Record excerpts:
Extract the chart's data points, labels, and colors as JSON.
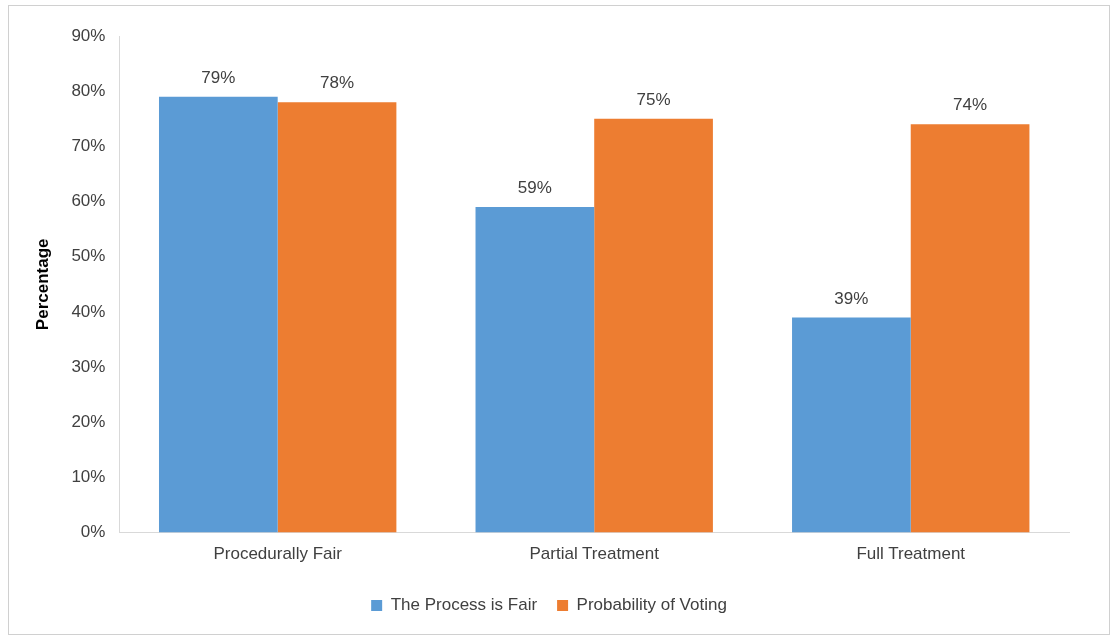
{
  "chart_data": {
    "type": "bar",
    "ylabel": "Percentage",
    "categories": [
      "Procedurally Fair",
      "Partial Treatment",
      "Full Treatment"
    ],
    "series": [
      {
        "name": "The Process is Fair",
        "color": "#5b9bd5",
        "values": [
          79,
          59,
          39
        ],
        "value_labels": [
          "79%",
          "59%",
          "39%"
        ]
      },
      {
        "name": "Probability of Voting",
        "color": "#ed7d31",
        "values": [
          78,
          75,
          74
        ],
        "value_labels": [
          "78%",
          "75%",
          "74%"
        ]
      }
    ],
    "ylim": [
      0,
      90
    ],
    "yticks": [
      {
        "value": 0,
        "label": "0%"
      },
      {
        "value": 10,
        "label": "10%"
      },
      {
        "value": 20,
        "label": "20%"
      },
      {
        "value": 30,
        "label": "30%"
      },
      {
        "value": 40,
        "label": "40%"
      },
      {
        "value": 50,
        "label": "50%"
      },
      {
        "value": 60,
        "label": "60%"
      },
      {
        "value": 70,
        "label": "70%"
      },
      {
        "value": 80,
        "label": "80%"
      },
      {
        "value": 90,
        "label": "90%"
      }
    ],
    "grid": false,
    "legend": "bottom"
  }
}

Task statement:
Repeat the material above word for word, please, apart from its images.

Output below:
Extract the chart's data points, labels, and colors as JSON.
{
  "chart_data": {
    "type": "bar",
    "ylabel": "Percentage",
    "categories": [
      "Procedurally Fair",
      "Partial Treatment",
      "Full Treatment"
    ],
    "series": [
      {
        "name": "The Process is Fair",
        "color": "#5b9bd5",
        "values": [
          79,
          59,
          39
        ],
        "value_labels": [
          "79%",
          "59%",
          "39%"
        ]
      },
      {
        "name": "Probability of Voting",
        "color": "#ed7d31",
        "values": [
          78,
          75,
          74
        ],
        "value_labels": [
          "78%",
          "75%",
          "74%"
        ]
      }
    ],
    "ylim": [
      0,
      90
    ],
    "yticks": [
      {
        "value": 0,
        "label": "0%"
      },
      {
        "value": 10,
        "label": "10%"
      },
      {
        "value": 20,
        "label": "20%"
      },
      {
        "value": 30,
        "label": "30%"
      },
      {
        "value": 40,
        "label": "40%"
      },
      {
        "value": 50,
        "label": "50%"
      },
      {
        "value": 60,
        "label": "60%"
      },
      {
        "value": 70,
        "label": "70%"
      },
      {
        "value": 80,
        "label": "80%"
      },
      {
        "value": 90,
        "label": "90%"
      }
    ],
    "grid": false,
    "legend": "bottom"
  }
}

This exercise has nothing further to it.